Can you copy out verbatim the part of the records below that opens with the line containing "circle-marker xyxy=(542,375,555,389)" and closes with the line containing "inset-star xyxy=(718,777,722,781)", including both of those lines and nothing else?

● **EXTRACTED ENTRIES**:
#####

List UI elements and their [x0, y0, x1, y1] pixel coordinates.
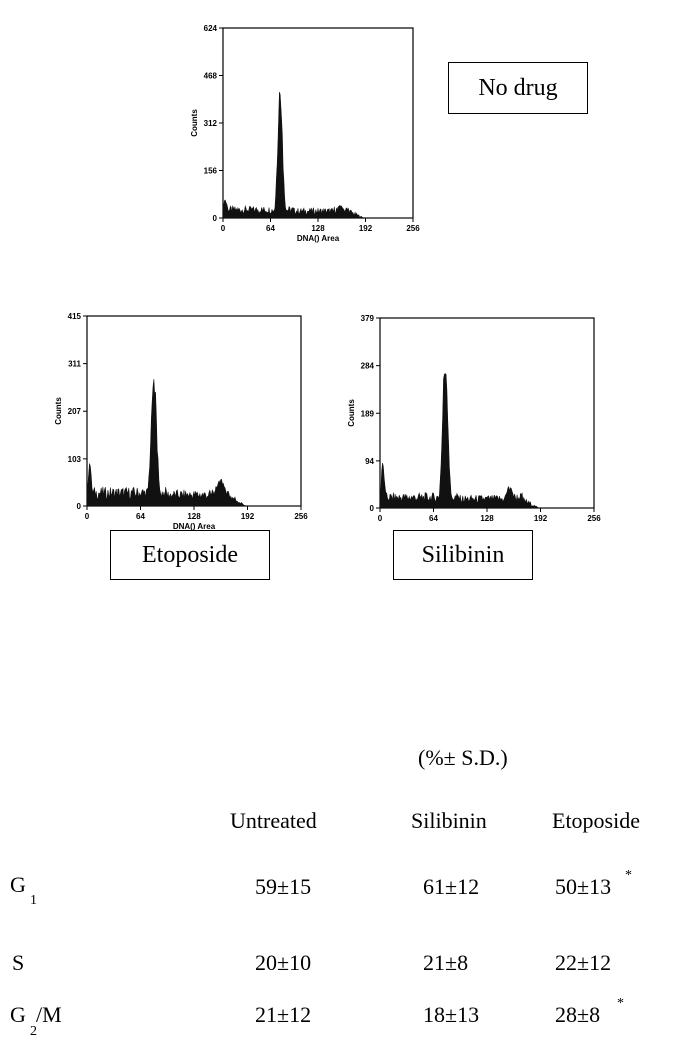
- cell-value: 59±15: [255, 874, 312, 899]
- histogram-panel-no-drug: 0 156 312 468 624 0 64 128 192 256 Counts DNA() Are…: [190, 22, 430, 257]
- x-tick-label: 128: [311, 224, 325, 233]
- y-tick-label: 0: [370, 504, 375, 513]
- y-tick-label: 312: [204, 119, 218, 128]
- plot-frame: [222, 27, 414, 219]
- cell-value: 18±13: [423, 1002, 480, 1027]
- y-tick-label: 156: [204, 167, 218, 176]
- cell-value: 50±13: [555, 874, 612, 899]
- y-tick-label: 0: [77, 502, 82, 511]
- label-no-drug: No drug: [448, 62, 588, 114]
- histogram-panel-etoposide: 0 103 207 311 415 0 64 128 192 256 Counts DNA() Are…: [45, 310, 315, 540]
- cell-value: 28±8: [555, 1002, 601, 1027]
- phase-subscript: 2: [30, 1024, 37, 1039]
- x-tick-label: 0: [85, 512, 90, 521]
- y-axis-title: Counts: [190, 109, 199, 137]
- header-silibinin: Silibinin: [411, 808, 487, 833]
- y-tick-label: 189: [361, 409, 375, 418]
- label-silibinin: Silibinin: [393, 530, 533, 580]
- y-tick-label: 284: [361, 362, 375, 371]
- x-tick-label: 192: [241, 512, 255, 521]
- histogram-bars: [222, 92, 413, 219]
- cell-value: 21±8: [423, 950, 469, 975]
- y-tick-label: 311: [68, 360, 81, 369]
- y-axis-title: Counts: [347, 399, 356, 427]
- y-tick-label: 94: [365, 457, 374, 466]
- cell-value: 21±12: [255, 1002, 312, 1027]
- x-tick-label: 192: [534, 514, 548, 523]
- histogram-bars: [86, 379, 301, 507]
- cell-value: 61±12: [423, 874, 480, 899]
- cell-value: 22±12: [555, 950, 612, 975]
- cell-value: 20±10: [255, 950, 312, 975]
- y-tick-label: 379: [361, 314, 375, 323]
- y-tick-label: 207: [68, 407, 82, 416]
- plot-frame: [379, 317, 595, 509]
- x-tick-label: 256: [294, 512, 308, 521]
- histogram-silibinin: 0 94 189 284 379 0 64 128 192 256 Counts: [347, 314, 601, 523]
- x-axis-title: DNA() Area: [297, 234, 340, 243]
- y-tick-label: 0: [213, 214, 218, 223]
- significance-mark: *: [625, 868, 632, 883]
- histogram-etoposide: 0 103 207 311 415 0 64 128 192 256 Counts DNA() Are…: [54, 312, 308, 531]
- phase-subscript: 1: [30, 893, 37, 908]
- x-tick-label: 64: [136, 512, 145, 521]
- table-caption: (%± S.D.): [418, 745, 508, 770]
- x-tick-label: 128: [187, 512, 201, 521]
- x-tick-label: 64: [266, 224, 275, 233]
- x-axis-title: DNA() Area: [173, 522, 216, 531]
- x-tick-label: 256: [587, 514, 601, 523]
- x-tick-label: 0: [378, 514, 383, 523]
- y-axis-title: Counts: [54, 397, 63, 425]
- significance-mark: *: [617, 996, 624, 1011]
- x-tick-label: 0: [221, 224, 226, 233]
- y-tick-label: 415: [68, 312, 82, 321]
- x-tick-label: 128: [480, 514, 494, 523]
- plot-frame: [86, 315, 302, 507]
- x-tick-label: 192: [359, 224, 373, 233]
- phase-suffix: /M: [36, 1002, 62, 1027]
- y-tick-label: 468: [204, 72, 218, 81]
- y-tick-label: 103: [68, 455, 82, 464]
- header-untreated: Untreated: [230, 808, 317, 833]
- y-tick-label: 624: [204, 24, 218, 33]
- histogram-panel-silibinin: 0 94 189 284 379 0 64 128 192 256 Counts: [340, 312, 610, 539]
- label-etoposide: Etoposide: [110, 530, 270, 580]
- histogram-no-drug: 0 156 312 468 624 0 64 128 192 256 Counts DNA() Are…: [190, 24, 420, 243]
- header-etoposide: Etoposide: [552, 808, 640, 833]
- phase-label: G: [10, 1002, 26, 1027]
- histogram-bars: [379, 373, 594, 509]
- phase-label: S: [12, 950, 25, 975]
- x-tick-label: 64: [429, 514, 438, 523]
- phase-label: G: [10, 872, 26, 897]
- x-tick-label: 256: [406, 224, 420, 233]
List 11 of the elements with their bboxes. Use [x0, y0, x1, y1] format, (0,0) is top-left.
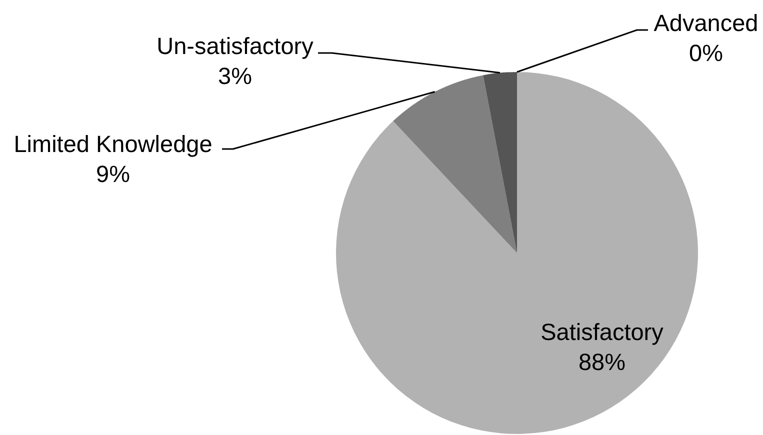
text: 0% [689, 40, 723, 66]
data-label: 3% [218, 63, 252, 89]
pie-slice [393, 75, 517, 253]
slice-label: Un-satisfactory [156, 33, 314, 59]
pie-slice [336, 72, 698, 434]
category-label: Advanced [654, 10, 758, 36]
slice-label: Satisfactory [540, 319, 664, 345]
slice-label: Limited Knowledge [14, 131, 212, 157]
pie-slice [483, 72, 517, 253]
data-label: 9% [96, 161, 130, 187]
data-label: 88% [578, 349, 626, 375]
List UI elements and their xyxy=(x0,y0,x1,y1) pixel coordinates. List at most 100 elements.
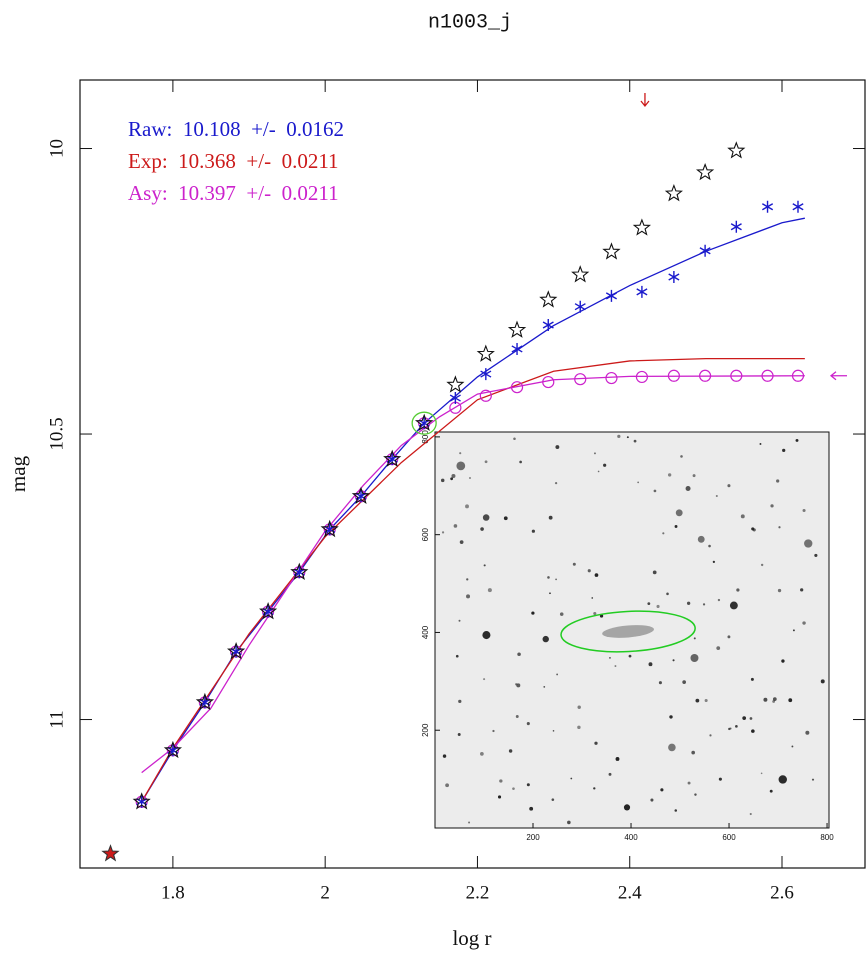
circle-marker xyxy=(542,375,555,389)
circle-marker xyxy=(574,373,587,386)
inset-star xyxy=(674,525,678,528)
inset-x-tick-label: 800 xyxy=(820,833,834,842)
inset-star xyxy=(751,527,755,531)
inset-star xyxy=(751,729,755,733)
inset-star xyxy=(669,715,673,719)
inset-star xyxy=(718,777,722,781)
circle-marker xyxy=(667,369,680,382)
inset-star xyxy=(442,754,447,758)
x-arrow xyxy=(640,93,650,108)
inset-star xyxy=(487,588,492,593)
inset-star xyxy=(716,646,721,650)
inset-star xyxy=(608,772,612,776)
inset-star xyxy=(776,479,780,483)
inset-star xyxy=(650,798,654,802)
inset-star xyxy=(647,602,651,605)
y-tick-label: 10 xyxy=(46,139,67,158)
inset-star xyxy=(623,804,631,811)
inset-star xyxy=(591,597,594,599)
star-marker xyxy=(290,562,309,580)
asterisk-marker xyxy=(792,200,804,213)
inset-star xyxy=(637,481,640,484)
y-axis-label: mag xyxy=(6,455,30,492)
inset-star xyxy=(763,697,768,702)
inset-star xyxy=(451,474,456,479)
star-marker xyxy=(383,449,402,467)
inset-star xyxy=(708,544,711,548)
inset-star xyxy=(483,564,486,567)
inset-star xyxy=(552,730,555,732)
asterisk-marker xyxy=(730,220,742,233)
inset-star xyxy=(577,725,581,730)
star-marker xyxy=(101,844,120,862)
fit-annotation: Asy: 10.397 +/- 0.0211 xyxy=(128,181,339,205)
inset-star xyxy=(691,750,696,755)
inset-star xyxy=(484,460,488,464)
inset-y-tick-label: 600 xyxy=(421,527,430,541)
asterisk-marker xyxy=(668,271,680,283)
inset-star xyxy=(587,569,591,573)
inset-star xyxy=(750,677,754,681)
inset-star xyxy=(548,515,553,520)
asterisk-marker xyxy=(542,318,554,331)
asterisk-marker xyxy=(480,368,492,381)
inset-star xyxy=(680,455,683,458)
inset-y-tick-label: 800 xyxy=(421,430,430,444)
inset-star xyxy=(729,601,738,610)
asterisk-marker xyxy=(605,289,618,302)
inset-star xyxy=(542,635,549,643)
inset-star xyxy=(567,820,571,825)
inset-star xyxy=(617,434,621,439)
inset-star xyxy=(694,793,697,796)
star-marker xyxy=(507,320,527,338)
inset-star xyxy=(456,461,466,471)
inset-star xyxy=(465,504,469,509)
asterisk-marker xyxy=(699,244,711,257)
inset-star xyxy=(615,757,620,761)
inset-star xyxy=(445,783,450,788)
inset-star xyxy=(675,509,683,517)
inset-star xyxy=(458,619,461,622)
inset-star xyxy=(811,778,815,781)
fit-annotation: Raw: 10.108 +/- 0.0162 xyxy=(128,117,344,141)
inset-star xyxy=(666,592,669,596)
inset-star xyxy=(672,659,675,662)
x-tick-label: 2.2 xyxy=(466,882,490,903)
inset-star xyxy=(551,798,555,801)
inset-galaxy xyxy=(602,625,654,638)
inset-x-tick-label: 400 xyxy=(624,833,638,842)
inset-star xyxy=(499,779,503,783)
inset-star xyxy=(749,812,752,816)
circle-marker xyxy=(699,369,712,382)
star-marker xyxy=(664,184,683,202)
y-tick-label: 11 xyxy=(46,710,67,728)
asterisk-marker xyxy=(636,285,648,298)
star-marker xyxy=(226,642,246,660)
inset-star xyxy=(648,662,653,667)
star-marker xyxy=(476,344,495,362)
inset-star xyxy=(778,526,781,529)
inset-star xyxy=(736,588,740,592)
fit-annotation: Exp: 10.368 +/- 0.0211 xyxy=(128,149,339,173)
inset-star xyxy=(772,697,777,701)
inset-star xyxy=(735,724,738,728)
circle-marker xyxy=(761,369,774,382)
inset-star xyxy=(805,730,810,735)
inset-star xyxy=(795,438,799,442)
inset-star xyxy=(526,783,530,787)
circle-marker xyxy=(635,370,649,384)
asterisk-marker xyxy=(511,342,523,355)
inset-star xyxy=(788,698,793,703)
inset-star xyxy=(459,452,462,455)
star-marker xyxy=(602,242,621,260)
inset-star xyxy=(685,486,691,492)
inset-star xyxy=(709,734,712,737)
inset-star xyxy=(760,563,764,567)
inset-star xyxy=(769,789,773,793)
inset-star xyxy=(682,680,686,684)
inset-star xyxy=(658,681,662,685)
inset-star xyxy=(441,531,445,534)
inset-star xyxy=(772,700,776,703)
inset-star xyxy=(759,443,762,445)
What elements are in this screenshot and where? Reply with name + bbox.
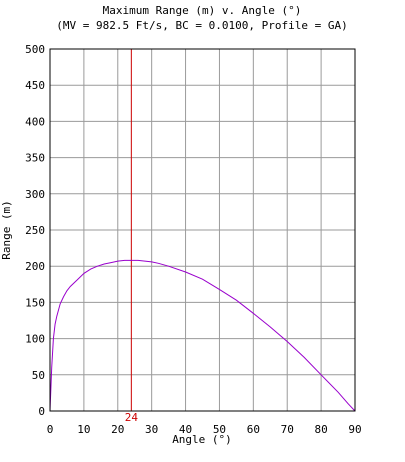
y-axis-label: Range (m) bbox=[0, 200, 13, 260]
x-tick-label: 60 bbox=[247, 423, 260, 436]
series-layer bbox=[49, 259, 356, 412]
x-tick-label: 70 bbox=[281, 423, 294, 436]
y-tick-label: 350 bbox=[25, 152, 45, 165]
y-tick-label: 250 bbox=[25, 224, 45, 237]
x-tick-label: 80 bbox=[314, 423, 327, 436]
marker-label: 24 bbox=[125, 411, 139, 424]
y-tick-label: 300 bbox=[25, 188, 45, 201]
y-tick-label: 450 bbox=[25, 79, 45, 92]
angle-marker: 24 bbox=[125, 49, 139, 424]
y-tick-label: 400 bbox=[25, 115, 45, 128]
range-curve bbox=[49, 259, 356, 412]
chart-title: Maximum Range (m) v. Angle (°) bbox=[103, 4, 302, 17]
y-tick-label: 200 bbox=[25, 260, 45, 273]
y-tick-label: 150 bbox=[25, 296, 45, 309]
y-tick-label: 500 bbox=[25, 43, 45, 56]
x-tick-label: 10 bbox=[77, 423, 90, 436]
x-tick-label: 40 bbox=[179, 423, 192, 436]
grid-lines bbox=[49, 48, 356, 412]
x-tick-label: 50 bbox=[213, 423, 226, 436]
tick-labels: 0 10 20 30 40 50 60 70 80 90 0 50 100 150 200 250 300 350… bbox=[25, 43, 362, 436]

#####

● **THE RESULT**:
circle-marker xyxy=(542,375,555,389)
circle-marker xyxy=(574,373,587,386)
inset-star xyxy=(674,525,678,528)
inset-x-tick-label: 800 xyxy=(820,833,834,842)
inset-star xyxy=(751,527,755,531)
inset-star xyxy=(751,729,755,733)
inset-star xyxy=(669,715,673,719)
inset-star xyxy=(718,777,722,781)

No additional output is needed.